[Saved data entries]

·····

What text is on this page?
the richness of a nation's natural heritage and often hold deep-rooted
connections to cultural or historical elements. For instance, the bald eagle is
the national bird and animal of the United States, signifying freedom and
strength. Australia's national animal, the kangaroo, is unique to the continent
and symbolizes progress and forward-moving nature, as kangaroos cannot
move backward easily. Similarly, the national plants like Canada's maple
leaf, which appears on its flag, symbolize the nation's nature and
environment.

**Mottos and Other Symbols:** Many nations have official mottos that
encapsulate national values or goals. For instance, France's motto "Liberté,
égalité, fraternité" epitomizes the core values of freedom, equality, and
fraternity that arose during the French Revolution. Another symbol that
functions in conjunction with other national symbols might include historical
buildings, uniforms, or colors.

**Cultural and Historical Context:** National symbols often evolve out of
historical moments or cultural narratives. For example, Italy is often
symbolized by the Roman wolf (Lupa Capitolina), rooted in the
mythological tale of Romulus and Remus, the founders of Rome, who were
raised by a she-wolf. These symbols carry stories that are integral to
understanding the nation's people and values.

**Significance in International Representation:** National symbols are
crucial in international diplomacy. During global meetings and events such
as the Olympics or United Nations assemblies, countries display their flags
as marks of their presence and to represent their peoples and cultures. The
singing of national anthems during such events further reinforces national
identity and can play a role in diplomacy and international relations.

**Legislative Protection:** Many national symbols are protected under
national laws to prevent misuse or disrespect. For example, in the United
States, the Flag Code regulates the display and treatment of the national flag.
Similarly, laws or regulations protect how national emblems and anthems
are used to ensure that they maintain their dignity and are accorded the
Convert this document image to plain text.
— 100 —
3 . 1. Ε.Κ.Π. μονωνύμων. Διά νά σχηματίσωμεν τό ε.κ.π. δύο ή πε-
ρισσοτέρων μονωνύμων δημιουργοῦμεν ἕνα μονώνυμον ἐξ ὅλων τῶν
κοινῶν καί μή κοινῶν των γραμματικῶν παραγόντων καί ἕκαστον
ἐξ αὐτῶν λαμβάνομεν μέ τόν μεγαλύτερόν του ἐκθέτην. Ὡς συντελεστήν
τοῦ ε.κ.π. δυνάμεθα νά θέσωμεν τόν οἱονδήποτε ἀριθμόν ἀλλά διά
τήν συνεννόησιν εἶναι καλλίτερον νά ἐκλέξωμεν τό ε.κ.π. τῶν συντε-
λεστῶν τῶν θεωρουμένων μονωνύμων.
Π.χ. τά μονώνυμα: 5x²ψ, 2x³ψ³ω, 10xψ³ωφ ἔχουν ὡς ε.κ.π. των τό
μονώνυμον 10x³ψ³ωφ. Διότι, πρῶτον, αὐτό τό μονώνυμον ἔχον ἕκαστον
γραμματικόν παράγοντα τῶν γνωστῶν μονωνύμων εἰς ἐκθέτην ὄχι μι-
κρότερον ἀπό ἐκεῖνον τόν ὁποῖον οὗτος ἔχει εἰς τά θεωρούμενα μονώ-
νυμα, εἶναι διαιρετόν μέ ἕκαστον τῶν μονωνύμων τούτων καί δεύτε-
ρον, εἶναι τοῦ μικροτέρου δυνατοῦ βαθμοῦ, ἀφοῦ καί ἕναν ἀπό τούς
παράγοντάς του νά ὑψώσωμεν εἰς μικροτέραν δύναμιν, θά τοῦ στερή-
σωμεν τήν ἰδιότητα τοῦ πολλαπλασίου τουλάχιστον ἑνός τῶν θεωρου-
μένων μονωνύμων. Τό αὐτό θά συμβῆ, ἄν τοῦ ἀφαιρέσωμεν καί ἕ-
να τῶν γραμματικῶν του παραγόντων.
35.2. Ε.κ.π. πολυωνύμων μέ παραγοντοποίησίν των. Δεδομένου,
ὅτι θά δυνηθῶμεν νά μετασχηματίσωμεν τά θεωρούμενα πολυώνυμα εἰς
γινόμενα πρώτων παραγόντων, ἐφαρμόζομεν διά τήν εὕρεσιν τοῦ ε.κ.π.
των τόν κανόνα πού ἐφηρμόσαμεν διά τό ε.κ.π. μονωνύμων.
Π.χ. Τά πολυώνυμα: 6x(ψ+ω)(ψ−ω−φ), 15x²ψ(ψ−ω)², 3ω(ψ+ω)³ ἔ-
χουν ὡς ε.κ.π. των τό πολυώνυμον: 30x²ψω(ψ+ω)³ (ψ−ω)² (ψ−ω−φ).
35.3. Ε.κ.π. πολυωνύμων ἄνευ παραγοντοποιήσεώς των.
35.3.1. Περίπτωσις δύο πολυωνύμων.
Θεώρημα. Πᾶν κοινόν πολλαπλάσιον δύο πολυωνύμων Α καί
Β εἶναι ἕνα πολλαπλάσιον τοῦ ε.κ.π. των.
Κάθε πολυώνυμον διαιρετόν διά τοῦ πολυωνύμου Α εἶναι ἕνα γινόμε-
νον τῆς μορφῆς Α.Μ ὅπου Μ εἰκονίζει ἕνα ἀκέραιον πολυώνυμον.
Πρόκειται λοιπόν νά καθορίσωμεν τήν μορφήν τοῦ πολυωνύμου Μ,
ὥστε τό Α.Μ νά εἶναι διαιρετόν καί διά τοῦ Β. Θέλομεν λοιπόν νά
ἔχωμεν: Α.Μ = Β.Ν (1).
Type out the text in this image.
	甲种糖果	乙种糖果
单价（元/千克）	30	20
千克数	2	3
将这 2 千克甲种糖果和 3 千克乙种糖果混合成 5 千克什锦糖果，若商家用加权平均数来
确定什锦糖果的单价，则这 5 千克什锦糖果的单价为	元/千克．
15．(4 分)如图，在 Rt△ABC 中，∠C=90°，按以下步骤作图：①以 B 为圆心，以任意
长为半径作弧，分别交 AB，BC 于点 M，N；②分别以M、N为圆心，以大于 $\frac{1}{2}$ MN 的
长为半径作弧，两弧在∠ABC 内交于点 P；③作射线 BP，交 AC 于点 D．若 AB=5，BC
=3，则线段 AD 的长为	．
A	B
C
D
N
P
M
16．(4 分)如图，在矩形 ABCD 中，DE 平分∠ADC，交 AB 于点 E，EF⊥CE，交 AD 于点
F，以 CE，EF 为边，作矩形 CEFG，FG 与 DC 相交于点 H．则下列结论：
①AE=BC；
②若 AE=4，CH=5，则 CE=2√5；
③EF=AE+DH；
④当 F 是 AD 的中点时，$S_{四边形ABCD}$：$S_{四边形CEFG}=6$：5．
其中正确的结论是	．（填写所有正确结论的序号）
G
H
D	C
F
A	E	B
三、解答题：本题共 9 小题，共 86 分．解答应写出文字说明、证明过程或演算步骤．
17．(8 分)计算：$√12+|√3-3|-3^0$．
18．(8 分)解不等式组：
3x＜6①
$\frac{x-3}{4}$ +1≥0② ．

·····

### [Directions for this task]
Using the records above, say how many lines include the string "长为半径作弧". Only the number is wanted.

### [Final result]
2